▶ [Supplied material]
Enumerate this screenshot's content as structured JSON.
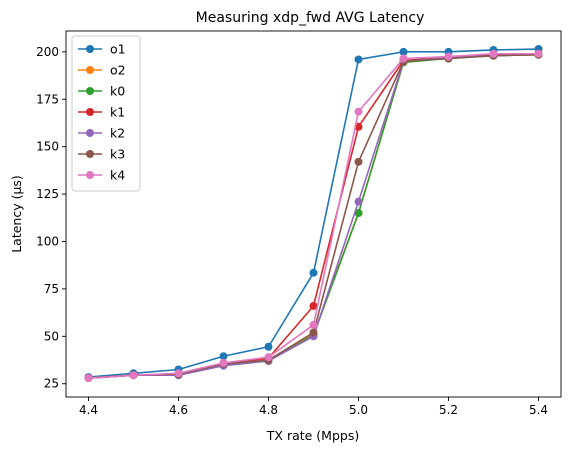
{
  "chart_data": {
    "type": "line",
    "title": "Measuring xdp_fwd AVG Latency",
    "xlabel": "TX rate (Mpps)",
    "ylabel": "Latency (µs)",
    "xlim": [
      4.35,
      5.45
    ],
    "ylim": [
      18,
      211
    ],
    "x_ticks": [
      4.4,
      4.6,
      4.8,
      5.0,
      5.2,
      5.4
    ],
    "x_tick_labels": [
      "4.4",
      "4.6",
      "4.8",
      "5.0",
      "5.2",
      "5.4"
    ],
    "y_ticks": [
      25,
      50,
      75,
      100,
      125,
      150,
      175,
      200
    ],
    "y_tick_labels": [
      "25",
      "50",
      "75",
      "100",
      "125",
      "150",
      "175",
      "200"
    ],
    "legend_position": "upper-left",
    "grid": false,
    "x": [
      4.4,
      4.5,
      4.6,
      4.7,
      4.8,
      4.9,
      5.0,
      5.1,
      5.2,
      5.3,
      5.4
    ],
    "series": [
      {
        "name": "o1",
        "color": "#1f77b4",
        "values": [
          28.5,
          30.5,
          32.5,
          39.5,
          44.5,
          83.5,
          196,
          200,
          200,
          201,
          201.5
        ]
      },
      {
        "name": "o2",
        "color": "#ff7f0e",
        "values": [
          28,
          29.5,
          30,
          35,
          37.5,
          51,
          115,
          194.5,
          197,
          198,
          198.5
        ]
      },
      {
        "name": "k0",
        "color": "#2ca02c",
        "values": [
          28,
          29.5,
          29.5,
          35,
          37,
          50.5,
          115,
          194.5,
          196.5,
          198,
          198.5
        ]
      },
      {
        "name": "k1",
        "color": "#d62728",
        "values": [
          28,
          29.5,
          30,
          35.5,
          38.5,
          66,
          160.5,
          195.5,
          197,
          198.5,
          199
        ]
      },
      {
        "name": "k2",
        "color": "#9467bd",
        "values": [
          28,
          29.5,
          29.5,
          34.5,
          37,
          50,
          121,
          195,
          197,
          198,
          198.5
        ]
      },
      {
        "name": "k3",
        "color": "#8c564b",
        "values": [
          28,
          29.5,
          30,
          35.5,
          37.5,
          52,
          142,
          195,
          196.5,
          198,
          198.5
        ]
      },
      {
        "name": "k4",
        "color": "#e377c2",
        "values": [
          28,
          29.5,
          30.5,
          36,
          39,
          56,
          168.5,
          196.5,
          197.5,
          199,
          199
        ]
      }
    ]
  }
}
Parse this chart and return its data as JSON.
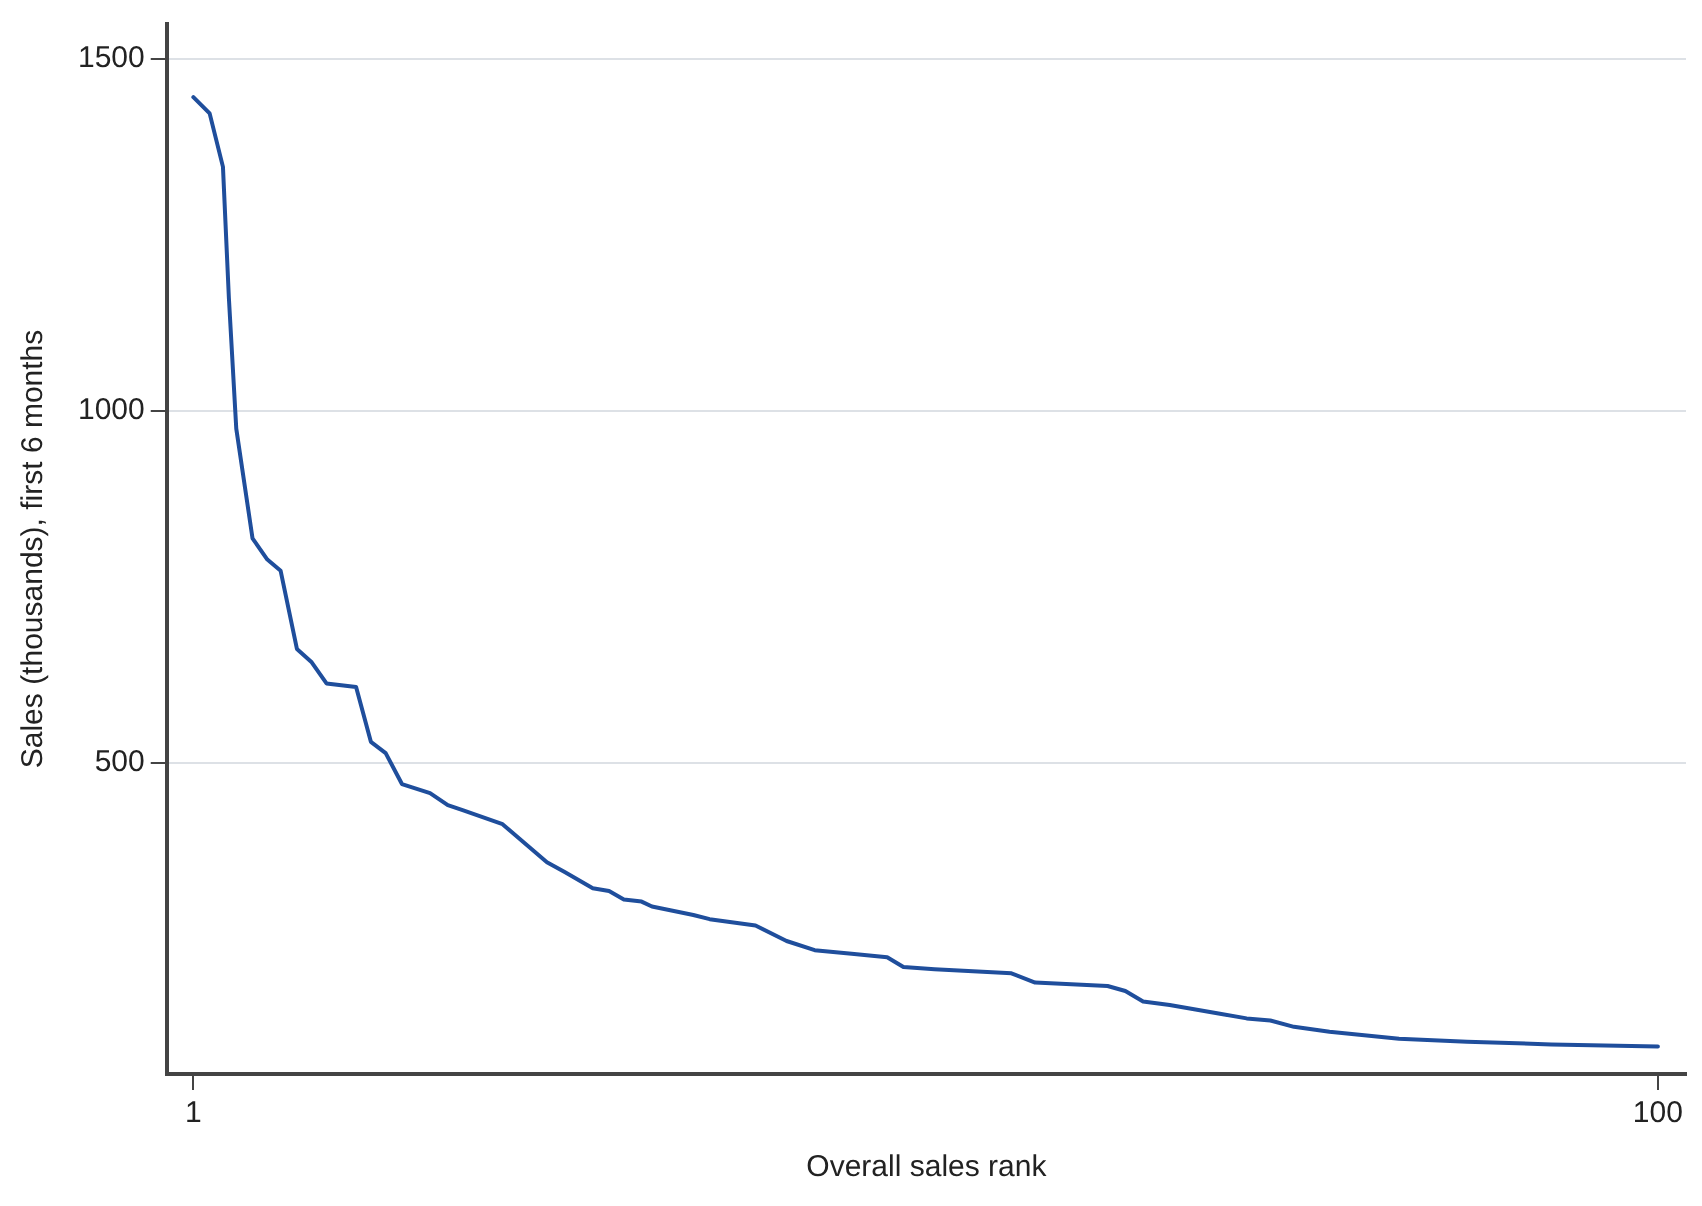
{
  "chart_data": {
    "type": "line",
    "xlabel": "Overall sales rank",
    "ylabel": "Sales (thousands), first 6 months",
    "xlim": [
      -0.8,
      101.9
    ],
    "xticks": [
      1,
      100
    ],
    "ylim": [
      58,
      1550
    ],
    "yticks": [
      500,
      1000,
      1500
    ],
    "grid": "y",
    "legend": false,
    "marker": "none",
    "line_style": "solid",
    "series": [
      {
        "color": "#1f4e9c",
        "x": [
          1,
          2.1,
          3,
          3.4,
          3.9,
          5,
          6,
          6.9,
          8,
          9,
          10,
          12,
          13,
          14,
          15.1,
          17,
          18.2,
          19.2,
          21.9,
          23.5,
          24.9,
          26.1,
          28,
          29.1,
          30.1,
          31.3,
          32,
          34.8,
          35.9,
          39,
          41.1,
          43,
          45.5,
          47.9,
          49,
          51.1,
          56.3,
          57.9,
          62.8,
          64,
          65.2,
          67,
          70.3,
          72.2,
          73.8,
          75.4,
          77.8,
          82.5,
          87.1,
          92.8,
          100
        ],
        "values": [
          1446,
          1423,
          1347,
          1161,
          975,
          819,
          789,
          773,
          662,
          643,
          613,
          608,
          530,
          514,
          470,
          457,
          440,
          433,
          413,
          384,
          359,
          345,
          322,
          318,
          306,
          303,
          296,
          284,
          278,
          269,
          247,
          234,
          229,
          224,
          210,
          207,
          201,
          188,
          183,
          176,
          161,
          156,
          144,
          137,
          134,
          125,
          118,
          108,
          104,
          100,
          97
        ]
      }
    ]
  }
}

▶ [Task prompt]
Please set down each line of the data above exactly as written, without the pictures.

▶ [Response]
Enumerate this screenshot's content as structured JSON.
{
  "chart_data": {
    "type": "line",
    "title": "Measuring xdp_fwd AVG Latency",
    "xlabel": "TX rate (Mpps)",
    "ylabel": "Latency (µs)",
    "xlim": [
      4.35,
      5.45
    ],
    "ylim": [
      18,
      211
    ],
    "x_ticks": [
      4.4,
      4.6,
      4.8,
      5.0,
      5.2,
      5.4
    ],
    "x_tick_labels": [
      "4.4",
      "4.6",
      "4.8",
      "5.0",
      "5.2",
      "5.4"
    ],
    "y_ticks": [
      25,
      50,
      75,
      100,
      125,
      150,
      175,
      200
    ],
    "y_tick_labels": [
      "25",
      "50",
      "75",
      "100",
      "125",
      "150",
      "175",
      "200"
    ],
    "legend_position": "upper-left",
    "grid": false,
    "x": [
      4.4,
      4.5,
      4.6,
      4.7,
      4.8,
      4.9,
      5.0,
      5.1,
      5.2,
      5.3,
      5.4
    ],
    "series": [
      {
        "name": "o1",
        "color": "#1f77b4",
        "values": [
          28.5,
          30.5,
          32.5,
          39.5,
          44.5,
          83.5,
          196,
          200,
          200,
          201,
          201.5
        ]
      },
      {
        "name": "o2",
        "color": "#ff7f0e",
        "values": [
          28,
          29.5,
          30,
          35,
          37.5,
          51,
          115,
          194.5,
          197,
          198,
          198.5
        ]
      },
      {
        "name": "k0",
        "color": "#2ca02c",
        "values": [
          28,
          29.5,
          29.5,
          35,
          37,
          50.5,
          115,
          194.5,
          196.5,
          198,
          198.5
        ]
      },
      {
        "name": "k1",
        "color": "#d62728",
        "values": [
          28,
          29.5,
          30,
          35.5,
          38.5,
          66,
          160.5,
          195.5,
          197,
          198.5,
          199
        ]
      },
      {
        "name": "k2",
        "color": "#9467bd",
        "values": [
          28,
          29.5,
          29.5,
          34.5,
          37,
          50,
          121,
          195,
          197,
          198,
          198.5
        ]
      },
      {
        "name": "k3",
        "color": "#8c564b",
        "values": [
          28,
          29.5,
          30,
          35.5,
          37.5,
          52,
          142,
          195,
          196.5,
          198,
          198.5
        ]
      },
      {
        "name": "k4",
        "color": "#e377c2",
        "values": [
          28,
          29.5,
          30.5,
          36,
          39,
          56,
          168.5,
          196.5,
          197.5,
          199,
          199
        ]
      }
    ]
  }
}
Parse this chart and return its data as JSON.
{
  "chart_data": {
    "type": "line",
    "xlabel": "Overall sales rank",
    "ylabel": "Sales (thousands), first 6 months",
    "xlim": [
      -0.8,
      101.9
    ],
    "xticks": [
      1,
      100
    ],
    "ylim": [
      58,
      1550
    ],
    "yticks": [
      500,
      1000,
      1500
    ],
    "grid": "y",
    "legend": false,
    "marker": "none",
    "line_style": "solid",
    "series": [
      {
        "color": "#1f4e9c",
        "x": [
          1,
          2.1,
          3,
          3.4,
          3.9,
          5,
          6,
          6.9,
          8,
          9,
          10,
          12,
          13,
          14,
          15.1,
          17,
          18.2,
          19.2,
          21.9,
          23.5,
          24.9,
          26.1,
          28,
          29.1,
          30.1,
          31.3,
          32,
          34.8,
          35.9,
          39,
          41.1,
          43,
          45.5,
          47.9,
          49,
          51.1,
          56.3,
          57.9,
          62.8,
          64,
          65.2,
          67,
          70.3,
          72.2,
          73.8,
          75.4,
          77.8,
          82.5,
          87.1,
          92.8,
          100
        ],
        "values": [
          1446,
          1423,
          1347,
          1161,
          975,
          819,
          789,
          773,
          662,
          643,
          613,
          608,
          530,
          514,
          470,
          457,
          440,
          433,
          413,
          384,
          359,
          345,
          322,
          318,
          306,
          303,
          296,
          284,
          278,
          269,
          247,
          234,
          229,
          224,
          210,
          207,
          201,
          188,
          183,
          176,
          161,
          156,
          144,
          137,
          134,
          125,
          118,
          108,
          104,
          100,
          97
        ]
      }
    ]
  }
}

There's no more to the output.